Directions for this task
Copy the lines from the records below word for word. Start at the line that has "menu-label: ALARMS [20, 342, 98, 366]" and stop after the line that has "menu-row[interactable]: NOTIFICATIONS [20, 195, 473, 302]".

Records supplied
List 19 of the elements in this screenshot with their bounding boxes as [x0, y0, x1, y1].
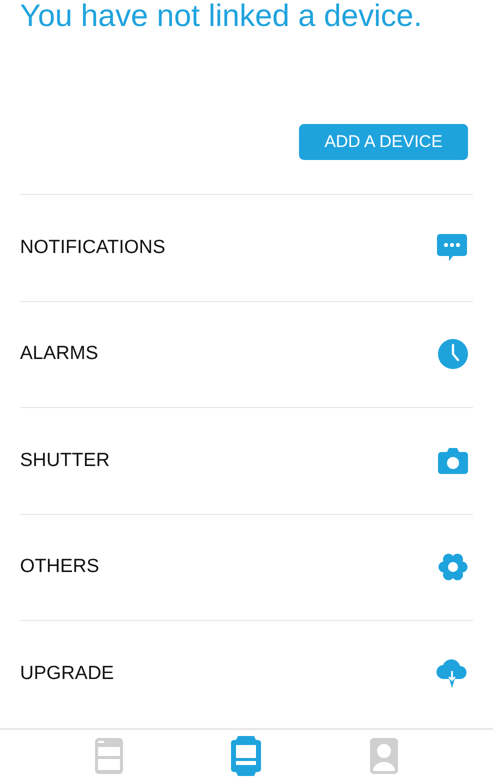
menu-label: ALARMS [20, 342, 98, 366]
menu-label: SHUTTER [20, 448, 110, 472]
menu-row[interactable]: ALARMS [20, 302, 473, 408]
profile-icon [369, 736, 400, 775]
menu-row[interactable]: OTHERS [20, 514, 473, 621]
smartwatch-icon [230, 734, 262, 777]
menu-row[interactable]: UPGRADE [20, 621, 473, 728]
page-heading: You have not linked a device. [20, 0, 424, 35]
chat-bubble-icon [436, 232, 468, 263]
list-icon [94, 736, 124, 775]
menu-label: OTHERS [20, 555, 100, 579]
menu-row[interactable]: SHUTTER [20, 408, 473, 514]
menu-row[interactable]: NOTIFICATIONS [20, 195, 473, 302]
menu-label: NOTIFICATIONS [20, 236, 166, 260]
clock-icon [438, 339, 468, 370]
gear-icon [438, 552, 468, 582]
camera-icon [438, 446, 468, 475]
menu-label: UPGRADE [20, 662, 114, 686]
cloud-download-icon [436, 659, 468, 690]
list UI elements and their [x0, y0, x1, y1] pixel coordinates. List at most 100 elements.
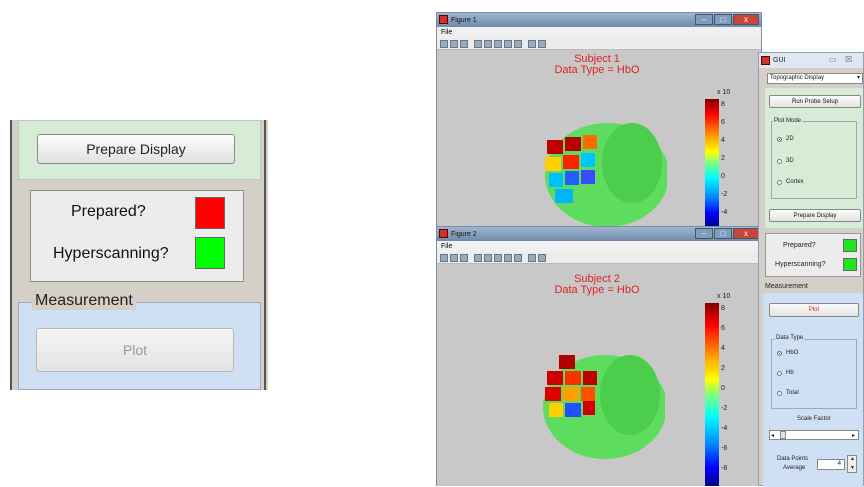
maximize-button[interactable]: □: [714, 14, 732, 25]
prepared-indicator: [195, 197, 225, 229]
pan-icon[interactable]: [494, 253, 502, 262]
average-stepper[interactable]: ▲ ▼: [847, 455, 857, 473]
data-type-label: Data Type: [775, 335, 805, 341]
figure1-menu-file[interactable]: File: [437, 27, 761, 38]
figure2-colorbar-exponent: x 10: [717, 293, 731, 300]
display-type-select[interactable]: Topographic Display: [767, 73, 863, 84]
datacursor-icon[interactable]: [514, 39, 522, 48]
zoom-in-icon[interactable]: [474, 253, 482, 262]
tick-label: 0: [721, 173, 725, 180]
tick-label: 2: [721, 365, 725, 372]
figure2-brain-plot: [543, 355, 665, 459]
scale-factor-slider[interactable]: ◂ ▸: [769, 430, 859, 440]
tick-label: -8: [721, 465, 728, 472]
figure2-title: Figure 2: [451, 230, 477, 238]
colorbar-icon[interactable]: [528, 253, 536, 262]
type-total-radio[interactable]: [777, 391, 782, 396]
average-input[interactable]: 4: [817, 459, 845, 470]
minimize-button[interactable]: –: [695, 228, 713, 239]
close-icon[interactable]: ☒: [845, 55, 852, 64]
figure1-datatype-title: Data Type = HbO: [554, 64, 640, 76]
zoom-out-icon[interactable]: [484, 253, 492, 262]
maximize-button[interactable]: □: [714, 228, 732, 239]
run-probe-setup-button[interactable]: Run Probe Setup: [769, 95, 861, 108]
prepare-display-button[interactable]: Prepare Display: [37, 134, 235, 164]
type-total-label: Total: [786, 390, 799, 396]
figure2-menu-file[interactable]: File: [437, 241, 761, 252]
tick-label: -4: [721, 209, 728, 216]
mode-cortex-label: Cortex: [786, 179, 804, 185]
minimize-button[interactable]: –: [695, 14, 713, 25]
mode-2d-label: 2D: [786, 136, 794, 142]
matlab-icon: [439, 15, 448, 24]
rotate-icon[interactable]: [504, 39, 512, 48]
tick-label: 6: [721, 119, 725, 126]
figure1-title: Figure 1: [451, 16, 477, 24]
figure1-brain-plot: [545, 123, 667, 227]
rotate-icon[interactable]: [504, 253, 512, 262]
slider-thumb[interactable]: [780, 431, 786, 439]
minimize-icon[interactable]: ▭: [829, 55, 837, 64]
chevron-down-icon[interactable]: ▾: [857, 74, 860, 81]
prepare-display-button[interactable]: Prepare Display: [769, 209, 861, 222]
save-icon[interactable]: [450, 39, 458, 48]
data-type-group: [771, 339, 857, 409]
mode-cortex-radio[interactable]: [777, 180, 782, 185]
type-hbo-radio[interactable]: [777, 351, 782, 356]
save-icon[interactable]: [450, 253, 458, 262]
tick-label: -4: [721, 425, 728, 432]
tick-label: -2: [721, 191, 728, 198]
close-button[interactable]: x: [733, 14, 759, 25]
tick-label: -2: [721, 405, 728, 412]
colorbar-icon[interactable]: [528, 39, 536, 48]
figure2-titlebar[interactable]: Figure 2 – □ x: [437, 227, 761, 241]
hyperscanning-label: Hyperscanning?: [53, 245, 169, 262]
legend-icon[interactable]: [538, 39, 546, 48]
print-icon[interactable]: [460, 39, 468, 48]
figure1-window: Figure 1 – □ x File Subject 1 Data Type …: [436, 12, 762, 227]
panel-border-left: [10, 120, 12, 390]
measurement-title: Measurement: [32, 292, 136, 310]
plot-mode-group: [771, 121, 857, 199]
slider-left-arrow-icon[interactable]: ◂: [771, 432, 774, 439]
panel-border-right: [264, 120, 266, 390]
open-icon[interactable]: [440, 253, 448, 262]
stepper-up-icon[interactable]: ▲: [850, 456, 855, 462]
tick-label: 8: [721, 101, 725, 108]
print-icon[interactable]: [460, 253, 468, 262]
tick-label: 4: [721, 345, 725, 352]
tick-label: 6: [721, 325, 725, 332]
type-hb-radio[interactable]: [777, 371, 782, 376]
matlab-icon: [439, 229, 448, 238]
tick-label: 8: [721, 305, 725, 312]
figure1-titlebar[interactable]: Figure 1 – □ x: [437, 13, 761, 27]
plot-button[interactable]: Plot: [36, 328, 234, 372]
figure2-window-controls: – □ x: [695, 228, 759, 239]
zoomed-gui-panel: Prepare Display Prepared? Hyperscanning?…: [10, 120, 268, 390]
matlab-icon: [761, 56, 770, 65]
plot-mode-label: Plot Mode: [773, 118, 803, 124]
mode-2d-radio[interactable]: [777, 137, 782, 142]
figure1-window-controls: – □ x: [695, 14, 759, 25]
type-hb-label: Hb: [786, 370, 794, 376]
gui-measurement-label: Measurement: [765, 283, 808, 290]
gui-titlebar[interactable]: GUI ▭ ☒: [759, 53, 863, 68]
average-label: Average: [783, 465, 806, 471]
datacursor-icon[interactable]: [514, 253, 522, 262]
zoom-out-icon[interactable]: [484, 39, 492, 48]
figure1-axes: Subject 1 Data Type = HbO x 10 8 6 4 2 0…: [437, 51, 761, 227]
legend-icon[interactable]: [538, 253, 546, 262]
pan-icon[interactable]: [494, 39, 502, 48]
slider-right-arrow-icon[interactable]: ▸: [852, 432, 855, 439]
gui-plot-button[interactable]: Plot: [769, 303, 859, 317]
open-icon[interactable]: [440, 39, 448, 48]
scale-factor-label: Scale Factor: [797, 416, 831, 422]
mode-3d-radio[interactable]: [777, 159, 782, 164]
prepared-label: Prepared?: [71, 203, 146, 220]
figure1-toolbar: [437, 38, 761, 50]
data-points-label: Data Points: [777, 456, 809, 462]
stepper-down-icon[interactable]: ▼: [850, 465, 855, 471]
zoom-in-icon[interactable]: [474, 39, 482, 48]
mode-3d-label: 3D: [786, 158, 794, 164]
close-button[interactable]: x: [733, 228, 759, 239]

Written answer
menu-label: ALARMS [20, 342, 98, 366]
menu-label: SHUTTER [20, 448, 110, 472]
menu-row[interactable]: ALARMS [20, 302, 473, 408]
profile-icon [369, 736, 400, 775]
menu-row[interactable]: OTHERS [20, 514, 473, 621]
smartwatch-icon [230, 734, 262, 777]
menu-row[interactable]: UPGRADE [20, 621, 473, 728]
page-heading: You have not linked a device. [20, 0, 424, 35]
chat-bubble-icon [436, 232, 468, 263]
list-icon [94, 736, 124, 775]
menu-label: OTHERS [20, 555, 100, 579]
menu-row[interactable]: SHUTTER [20, 408, 473, 514]
menu-row[interactable]: NOTIFICATIONS [20, 195, 473, 302]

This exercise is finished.